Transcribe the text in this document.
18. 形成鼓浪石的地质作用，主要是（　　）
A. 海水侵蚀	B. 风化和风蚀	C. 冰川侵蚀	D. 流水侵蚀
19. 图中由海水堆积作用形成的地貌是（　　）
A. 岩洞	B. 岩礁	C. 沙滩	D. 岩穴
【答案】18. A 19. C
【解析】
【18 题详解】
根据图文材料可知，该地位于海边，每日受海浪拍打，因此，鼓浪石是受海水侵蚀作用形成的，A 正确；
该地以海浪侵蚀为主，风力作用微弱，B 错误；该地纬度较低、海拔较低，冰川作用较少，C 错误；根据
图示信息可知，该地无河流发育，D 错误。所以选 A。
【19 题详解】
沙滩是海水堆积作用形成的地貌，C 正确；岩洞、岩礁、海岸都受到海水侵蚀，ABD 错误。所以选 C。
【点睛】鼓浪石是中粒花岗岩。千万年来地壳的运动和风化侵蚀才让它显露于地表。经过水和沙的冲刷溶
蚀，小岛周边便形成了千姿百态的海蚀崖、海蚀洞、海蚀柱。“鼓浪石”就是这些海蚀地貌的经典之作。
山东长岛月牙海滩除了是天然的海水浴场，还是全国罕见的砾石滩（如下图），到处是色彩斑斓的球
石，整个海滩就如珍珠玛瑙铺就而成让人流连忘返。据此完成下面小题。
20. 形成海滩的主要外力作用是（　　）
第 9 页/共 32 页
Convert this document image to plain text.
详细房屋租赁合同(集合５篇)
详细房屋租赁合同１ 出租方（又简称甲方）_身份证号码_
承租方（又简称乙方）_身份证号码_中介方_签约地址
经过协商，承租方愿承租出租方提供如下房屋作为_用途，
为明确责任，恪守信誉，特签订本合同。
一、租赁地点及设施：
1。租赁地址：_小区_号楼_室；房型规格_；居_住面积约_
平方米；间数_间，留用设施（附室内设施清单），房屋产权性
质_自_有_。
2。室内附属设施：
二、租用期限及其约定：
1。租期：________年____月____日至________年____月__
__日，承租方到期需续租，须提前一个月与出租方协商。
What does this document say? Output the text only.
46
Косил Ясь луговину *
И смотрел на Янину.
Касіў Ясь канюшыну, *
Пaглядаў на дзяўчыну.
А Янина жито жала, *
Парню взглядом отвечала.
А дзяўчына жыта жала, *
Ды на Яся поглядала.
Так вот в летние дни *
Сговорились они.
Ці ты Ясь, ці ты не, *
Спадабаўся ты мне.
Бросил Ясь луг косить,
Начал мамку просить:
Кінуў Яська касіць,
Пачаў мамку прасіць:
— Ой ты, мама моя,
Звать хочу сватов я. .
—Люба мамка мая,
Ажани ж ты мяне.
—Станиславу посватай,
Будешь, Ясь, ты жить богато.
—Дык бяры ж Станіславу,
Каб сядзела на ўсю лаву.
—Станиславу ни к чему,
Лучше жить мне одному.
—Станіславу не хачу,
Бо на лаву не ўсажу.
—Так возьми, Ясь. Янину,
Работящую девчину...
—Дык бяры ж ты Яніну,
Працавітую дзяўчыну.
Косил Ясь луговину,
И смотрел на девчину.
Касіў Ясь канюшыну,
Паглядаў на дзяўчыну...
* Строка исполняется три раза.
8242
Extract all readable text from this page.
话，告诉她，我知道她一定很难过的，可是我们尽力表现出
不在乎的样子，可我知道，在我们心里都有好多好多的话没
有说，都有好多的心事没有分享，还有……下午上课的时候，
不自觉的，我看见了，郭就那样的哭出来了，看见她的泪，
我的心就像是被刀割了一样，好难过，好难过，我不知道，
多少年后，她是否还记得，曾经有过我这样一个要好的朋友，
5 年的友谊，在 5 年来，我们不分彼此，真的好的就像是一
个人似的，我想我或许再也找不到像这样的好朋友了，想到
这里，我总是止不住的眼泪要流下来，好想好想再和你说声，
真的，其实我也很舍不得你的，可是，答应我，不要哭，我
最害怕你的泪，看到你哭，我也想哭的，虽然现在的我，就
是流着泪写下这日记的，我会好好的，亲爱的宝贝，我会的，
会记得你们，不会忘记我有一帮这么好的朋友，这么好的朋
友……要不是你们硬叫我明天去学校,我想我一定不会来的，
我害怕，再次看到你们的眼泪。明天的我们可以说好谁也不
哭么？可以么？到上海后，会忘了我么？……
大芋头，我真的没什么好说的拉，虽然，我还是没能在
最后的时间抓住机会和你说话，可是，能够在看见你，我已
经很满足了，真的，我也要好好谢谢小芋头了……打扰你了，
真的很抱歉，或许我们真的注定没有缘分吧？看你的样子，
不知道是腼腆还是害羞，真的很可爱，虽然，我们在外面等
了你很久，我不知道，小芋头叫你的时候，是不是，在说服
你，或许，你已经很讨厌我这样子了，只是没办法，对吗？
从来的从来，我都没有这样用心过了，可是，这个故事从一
----------------------------------------
# Direction
Return every entry exactly as given.

# Finished answer
Transcribe the text in this document.
18. 形成鼓浪石的地质作用，主要是（　　）
A. 海水侵蚀	B. 风化和风蚀	C. 冰川侵蚀	D. 流水侵蚀
19. 图中由海水堆积作用形成的地貌是（　　）
A. 岩洞	B. 岩礁	C. 沙滩	D. 岩穴
【答案】18. A 19. C
【解析】
【18 题详解】
根据图文材料可知，该地位于海边，每日受海浪拍打，因此，鼓浪石是受海水侵蚀作用形成的，A 正确；
该地以海浪侵蚀为主，风力作用微弱，B 错误；该地纬度较低、海拔较低，冰川作用较少，C 错误；根据
图示信息可知，该地无河流发育，D 错误。所以选 A。
【19 题详解】
沙滩是海水堆积作用形成的地貌，C 正确；岩洞、岩礁、海岸都受到海水侵蚀，ABD 错误。所以选 C。
【点睛】鼓浪石是中粒花岗岩。千万年来地壳的运动和风化侵蚀才让它显露于地表。经过水和沙的冲刷溶
蚀，小岛周边便形成了千姿百态的海蚀崖、海蚀洞、海蚀柱。“鼓浪石”就是这些海蚀地貌的经典之作。
山东长岛月牙海滩除了是天然的海水浴场，还是全国罕见的砾石滩（如下图），到处是色彩斑斓的球
石，整个海滩就如珍珠玛瑙铺就而成让人流连忘返。据此完成下面小题。
20. 形成海滩的主要外力作用是（　　）
第 9 页/共 32 页
Convert this document image to plain text.
详细房屋租赁合同(集合５篇)
详细房屋租赁合同１ 出租方（又简称甲方）_身份证号码_
承租方（又简称乙方）_身份证号码_中介方_签约地址
经过协商，承租方愿承租出租方提供如下房屋作为_用途，
为明确责任，恪守信誉，特签订本合同。
一、租赁地点及设施：
1。租赁地址：_小区_号楼_室；房型规格_；居_住面积约_
平方米；间数_间，留用设施（附室内设施清单），房屋产权性
质_自_有_。
2。室内附属设施：
二、租用期限及其约定：
1。租期：________年____月____日至________年____月__
__日，承租方到期需续租，须提前一个月与出租方协商。
What does this document say? Output the text only.
46
Косил Ясь луговину *
И смотрел на Янину.
Касіў Ясь канюшыну, *
Пaглядаў на дзяўчыну.
А Янина жито жала, *
Парню взглядом отвечала.
А дзяўчына жыта жала, *
Ды на Яся поглядала.
Так вот в летние дни *
Сговорились они.
Ці ты Ясь, ці ты не, *
Спадабаўся ты мне.
Бросил Ясь луг косить,
Начал мамку просить:
Кінуў Яська касіць,
Пачаў мамку прасіць:
— Ой ты, мама моя,
Звать хочу сватов я. .
—Люба мамка мая,
Ажани ж ты мяне.
—Станиславу посватай,
Будешь, Ясь, ты жить богато.
—Дык бяры ж Станіславу,
Каб сядзела на ўсю лаву.
—Станиславу ни к чему,
Лучше жить мне одному.
—Станіславу не хачу,
Бо на лаву не ўсажу.
—Так возьми, Ясь. Янину,
Работящую девчину...
—Дык бяры ж ты Яніну,
Працавітую дзяўчыну.
Косил Ясь луговину,
И смотрел на девчину.
Касіў Ясь канюшыну,
Паглядаў на дзяўчыну...
* Строка исполняется три раза.
8242
Extract all readable text from this page.
话，告诉她，我知道她一定很难过的，可是我们尽力表现出
不在乎的样子，可我知道，在我们心里都有好多好多的话没
有说，都有好多的心事没有分享，还有……下午上课的时候，
不自觉的，我看见了，郭就那样的哭出来了，看见她的泪，
我的心就像是被刀割了一样，好难过，好难过，我不知道，
多少年后，她是否还记得，曾经有过我这样一个要好的朋友，
5 年的友谊，在 5 年来，我们不分彼此，真的好的就像是一
个人似的，我想我或许再也找不到像这样的好朋友了，想到
这里，我总是止不住的眼泪要流下来，好想好想再和你说声，
真的，其实我也很舍不得你的，可是，答应我，不要哭，我
最害怕你的泪，看到你哭，我也想哭的，虽然现在的我，就
是流着泪写下这日记的，我会好好的，亲爱的宝贝，我会的，
会记得你们，不会忘记我有一帮这么好的朋友，这么好的朋
友……要不是你们硬叫我明天去学校,我想我一定不会来的，
我害怕，再次看到你们的眼泪。明天的我们可以说好谁也不
哭么？可以么？到上海后，会忘了我么？……
大芋头，我真的没什么好说的拉，虽然，我还是没能在
最后的时间抓住机会和你说话，可是，能够在看见你，我已
经很满足了，真的，我也要好好谢谢小芋头了……打扰你了，
真的很抱歉，或许我们真的注定没有缘分吧？看你的样子，
不知道是腼腆还是害羞，真的很可爱，虽然，我们在外面等
了你很久，我不知道，小芋头叫你的时候，是不是，在说服
你，或许，你已经很讨厌我这样子了，只是没办法，对吗？
从来的从来，我都没有这样用心过了，可是，这个故事从一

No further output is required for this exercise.